**Given records:**
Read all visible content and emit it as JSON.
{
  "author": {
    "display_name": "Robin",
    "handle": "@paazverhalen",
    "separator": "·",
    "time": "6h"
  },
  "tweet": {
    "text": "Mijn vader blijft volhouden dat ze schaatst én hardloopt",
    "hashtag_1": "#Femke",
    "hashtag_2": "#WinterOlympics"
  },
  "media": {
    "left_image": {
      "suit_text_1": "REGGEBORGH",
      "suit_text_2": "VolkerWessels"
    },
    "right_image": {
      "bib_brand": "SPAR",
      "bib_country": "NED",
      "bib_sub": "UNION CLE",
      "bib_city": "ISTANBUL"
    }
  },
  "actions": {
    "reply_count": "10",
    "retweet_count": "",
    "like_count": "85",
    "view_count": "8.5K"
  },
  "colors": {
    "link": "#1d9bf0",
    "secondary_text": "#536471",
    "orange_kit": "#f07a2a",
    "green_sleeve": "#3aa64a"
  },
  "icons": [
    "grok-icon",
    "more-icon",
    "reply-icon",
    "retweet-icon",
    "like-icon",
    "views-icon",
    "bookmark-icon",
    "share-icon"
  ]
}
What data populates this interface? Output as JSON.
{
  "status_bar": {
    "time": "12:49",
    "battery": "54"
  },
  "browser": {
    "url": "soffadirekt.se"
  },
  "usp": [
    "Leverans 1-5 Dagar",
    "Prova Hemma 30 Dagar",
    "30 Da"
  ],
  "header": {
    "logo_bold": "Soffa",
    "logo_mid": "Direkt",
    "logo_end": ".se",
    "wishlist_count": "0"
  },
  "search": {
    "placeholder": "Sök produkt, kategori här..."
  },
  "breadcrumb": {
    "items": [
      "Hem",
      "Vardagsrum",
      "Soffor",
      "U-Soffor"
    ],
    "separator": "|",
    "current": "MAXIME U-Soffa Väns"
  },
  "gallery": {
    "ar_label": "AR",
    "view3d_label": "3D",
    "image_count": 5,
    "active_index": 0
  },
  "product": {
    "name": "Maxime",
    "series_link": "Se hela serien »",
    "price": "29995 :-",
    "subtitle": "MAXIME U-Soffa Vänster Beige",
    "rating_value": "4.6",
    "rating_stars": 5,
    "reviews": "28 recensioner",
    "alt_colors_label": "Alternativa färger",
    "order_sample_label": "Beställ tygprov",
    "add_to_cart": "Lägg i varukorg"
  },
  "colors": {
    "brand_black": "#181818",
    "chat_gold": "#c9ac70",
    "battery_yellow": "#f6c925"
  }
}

**What is expected:** Quote every record above exactly.

**Expected output:**
Read all visible content and emit it as JSON.
{
  "author": {
    "display_name": "Robin",
    "handle": "@paazverhalen",
    "separator": "·",
    "time": "6h"
  },
  "tweet": {
    "text": "Mijn vader blijft volhouden dat ze schaatst én hardloopt",
    "hashtag_1": "#Femke",
    "hashtag_2": "#WinterOlympics"
  },
  "media": {
    "left_image": {
      "suit_text_1": "REGGEBORGH",
      "suit_text_2": "VolkerWessels"
    },
    "right_image": {
      "bib_brand": "SPAR",
      "bib_country": "NED",
      "bib_sub": "UNION CLE",
      "bib_city": "ISTANBUL"
    }
  },
  "actions": {
    "reply_count": "10",
    "retweet_count": "",
    "like_count": "85",
    "view_count": "8.5K"
  },
  "colors": {
    "link": "#1d9bf0",
    "secondary_text": "#536471",
    "orange_kit": "#f07a2a",
    "green_sleeve": "#3aa64a"
  },
  "icons": [
    "grok-icon",
    "more-icon",
    "reply-icon",
    "retweet-icon",
    "like-icon",
    "views-icon",
    "bookmark-icon",
    "share-icon"
  ]
}
What data populates this interface? Output as JSON.
{
  "status_bar": {
    "time": "12:49",
    "battery": "54"
  },
  "browser": {
    "url": "soffadirekt.se"
  },
  "usp": [
    "Leverans 1-5 Dagar",
    "Prova Hemma 30 Dagar",
    "30 Da"
  ],
  "header": {
    "logo_bold": "Soffa",
    "logo_mid": "Direkt",
    "logo_end": ".se",
    "wishlist_count": "0"
  },
  "search": {
    "placeholder": "Sök produkt, kategori här..."
  },
  "breadcrumb": {
    "items": [
      "Hem",
      "Vardagsrum",
      "Soffor",
      "U-Soffor"
    ],
    "separator": "|",
    "current": "MAXIME U-Soffa Väns"
  },
  "gallery": {
    "ar_label": "AR",
    "view3d_label": "3D",
    "image_count": 5,
    "active_index": 0
  },
  "product": {
    "name": "Maxime",
    "series_link": "Se hela serien »",
    "price": "29995 :-",
    "subtitle": "MAXIME U-Soffa Vänster Beige",
    "rating_value": "4.6",
    "rating_stars": 5,
    "reviews": "28 recensioner",
    "alt_colors_label": "Alternativa färger",
    "order_sample_label": "Beställ tygprov",
    "add_to_cart": "Lägg i varukorg"
  },
  "colors": {
    "brand_black": "#181818",
    "chat_gold": "#c9ac70",
    "battery_yellow": "#f6c925"
  }
}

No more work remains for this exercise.